* [QUOTED TEXT]
=-=-=-=-=
Monday, February 22, 2010

There’s no Roman solution to Irish clerical problems (Contribution)

Both the build-up and the reaction to the Irish bishops’ visit to Rome last week missed the point: we must solve our own problems, and looking to others to do it for us simply hinders the process.

On February 28,1979, during a debate on a health bill, the late Charles Haughey, then minister for health, coined the phrase ‘‘an Irish solution to an Irish problem’’.

Since then, the phrase has become a synonym for compromise and evasion.

Perhaps, it is now time to examine whether a more positive construction cannot be put on Haughey’s words.

The visit to Rome by the Irish Catholic bishops may provide us with just such an opportunity.

There is no denying the historic significance of the bishops’ Roman visit. It is rare indeed for an entire episcopal conference to be summoned to the Vatican in this fashion. It need hardly be said that such invitations rarely presage occasions of joy.

The Irish Bishops were there because of what was termed, in the final statement following the meeting, ‘‘the failure of Irish Church authorities for many years to act effectively in dealing with cases involving the sexual abuse of young people by some Irish clergy and religious’’.

The pedestrian prose does little to disguise the impact of the overall statement, if one gives it a moment’s sober consideration: the Irish bishops were read out from the global pulpit, singled out for condemnation from the ranks of the Church.

Both this fact and its meaning were largely missed in much of the immediate post factum commentary.

It should be said that the anger and frustration in the air - palpable especially in the reactions made by victims to the Vatican statement - is fully understandable.

There is seldom anything but the coldest of comfort to be found in agreed press statements.

Indeed, there is an inbuilt indelicacy in even the attempt to deal with personal tragedy in this fashion.

Words are not enough and any suspicion that words have been crafted with diplomatic precision to avoid constructive and remedial action will rouse people’s - and not just victims’ - ire.

However, to make real progress, to be really constructive if you will, we must get beyond anger - and get beyond Rome.

Great expectations

It was of more than passing interest to observe the dynamic of the news cycle in the lead-up to the bishops’ visit. Hype is an entirely appropriate term to capture the mood and conduct of the preamble. After hype, as night follows day, comes letdown.

This is not to condemn media coverage of a major news event, but simply to observe that the level and the tone of the coverage led, inevitably, to unreal expectations.

How many of us have made a habit of reading Vatican statements on a regular basis? A small enough sample would suffice to manage any expectation of such an utterance becoming a life transforming event.

There are also, however, deeper things at play in our build-up and reaction to the events of last week.

What is it about us that we tend to look elsewhere for our salvation? Or, if not quite salvation, why do we project such an unrealistic level of expectation onto a single meeting 1,000 miles away that we come away feeling so let down?

There was never likely to be a different outcome to the visit than the one that transpired. What was played out was a ritual of reprimand, albeit in performance and prose so subtle the point was largely missed.
=-=-=-=-=
* [EXERCISE OBJECTIVE]
Carry on the opinion piece about the Irish bishops' visit to Rome from its last sentence.

Stored entries
=-=-=-=-=
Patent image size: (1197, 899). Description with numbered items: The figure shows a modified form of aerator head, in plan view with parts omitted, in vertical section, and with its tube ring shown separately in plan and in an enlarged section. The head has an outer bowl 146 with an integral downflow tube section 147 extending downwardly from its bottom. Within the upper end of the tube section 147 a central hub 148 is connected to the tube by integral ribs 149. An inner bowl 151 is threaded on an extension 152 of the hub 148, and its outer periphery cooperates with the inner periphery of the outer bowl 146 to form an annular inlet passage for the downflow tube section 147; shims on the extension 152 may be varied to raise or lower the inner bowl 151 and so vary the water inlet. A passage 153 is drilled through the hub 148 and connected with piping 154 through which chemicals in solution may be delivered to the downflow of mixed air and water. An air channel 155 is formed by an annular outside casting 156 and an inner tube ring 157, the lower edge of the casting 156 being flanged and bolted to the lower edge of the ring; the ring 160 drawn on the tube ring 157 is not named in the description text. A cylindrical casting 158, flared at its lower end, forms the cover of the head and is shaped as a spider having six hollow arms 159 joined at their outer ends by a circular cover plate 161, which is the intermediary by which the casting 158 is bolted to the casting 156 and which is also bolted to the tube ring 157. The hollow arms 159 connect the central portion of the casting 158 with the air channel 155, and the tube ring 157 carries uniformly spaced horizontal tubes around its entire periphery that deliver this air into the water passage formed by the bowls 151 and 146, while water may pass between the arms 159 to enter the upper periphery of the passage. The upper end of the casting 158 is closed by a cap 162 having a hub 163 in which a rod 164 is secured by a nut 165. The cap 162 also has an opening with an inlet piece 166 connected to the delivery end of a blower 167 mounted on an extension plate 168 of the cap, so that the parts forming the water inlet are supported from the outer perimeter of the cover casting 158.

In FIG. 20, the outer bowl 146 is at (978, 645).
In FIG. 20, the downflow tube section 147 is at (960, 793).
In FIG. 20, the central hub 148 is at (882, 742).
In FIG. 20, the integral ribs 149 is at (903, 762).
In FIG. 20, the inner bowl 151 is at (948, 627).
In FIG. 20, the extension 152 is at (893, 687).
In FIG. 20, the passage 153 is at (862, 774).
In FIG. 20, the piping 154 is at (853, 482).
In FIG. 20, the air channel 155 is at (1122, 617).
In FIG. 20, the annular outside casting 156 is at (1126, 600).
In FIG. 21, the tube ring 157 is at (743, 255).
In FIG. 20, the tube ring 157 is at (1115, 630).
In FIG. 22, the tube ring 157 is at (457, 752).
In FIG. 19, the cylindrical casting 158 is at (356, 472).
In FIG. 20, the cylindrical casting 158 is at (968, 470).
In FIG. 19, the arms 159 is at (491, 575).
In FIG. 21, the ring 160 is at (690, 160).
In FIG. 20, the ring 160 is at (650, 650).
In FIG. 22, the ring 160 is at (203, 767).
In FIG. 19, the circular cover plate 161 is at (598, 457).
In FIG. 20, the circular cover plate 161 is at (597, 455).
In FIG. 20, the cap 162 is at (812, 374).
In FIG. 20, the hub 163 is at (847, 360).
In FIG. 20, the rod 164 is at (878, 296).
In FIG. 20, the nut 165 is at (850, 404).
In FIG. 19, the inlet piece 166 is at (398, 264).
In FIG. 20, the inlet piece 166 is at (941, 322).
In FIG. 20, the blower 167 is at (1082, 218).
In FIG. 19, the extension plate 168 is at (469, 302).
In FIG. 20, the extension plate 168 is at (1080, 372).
=-=-=-=-=
* [EXERCISE OUTPUT]
Moreover, there has scarcely ever been a time in the history of Irish Catholicism when the influence of Rome on Irish episcopal appointments has been as marked as in the past three decades.

As has been the case worldwide, the Vatican has utilised the appointment of bishops more as an instrument of policy and, regrettably, less as a means of serving the people.

Many have now forgotten the great debates around the nature of the Church that took place at Vatican II, which crystallised around the question of whether the Church was primarily a hierarchical institution or was better understood as, at its most fundamental, ‘the people of God’.

The council documents, of course, left us with the classic ‘both-and’ formulation.

Subsequent Vatican policy and practice, particularly since the late 1970s, have had only one emphasis.

What now?

The real imperative for the Irish bishops, individually and collectively - and it will be at least as difficult and certainly more protracted than any visit - is to cast off their Roman clothes and to assume the mantle of leaders of the people of God in Ireland.

This new form of leadership will need to go far beyond any institutionally based focus on damage limitation; it will need to be characterised by risk-taking on an unprecedented scale.

To get specific, the Irish people need to see both profound repentance and a firm purpose of amendment from their episcopal leaders.

The bishops should declare, without further delay, a time-bound intention to review and reform all relevant ecclesial structures and systems.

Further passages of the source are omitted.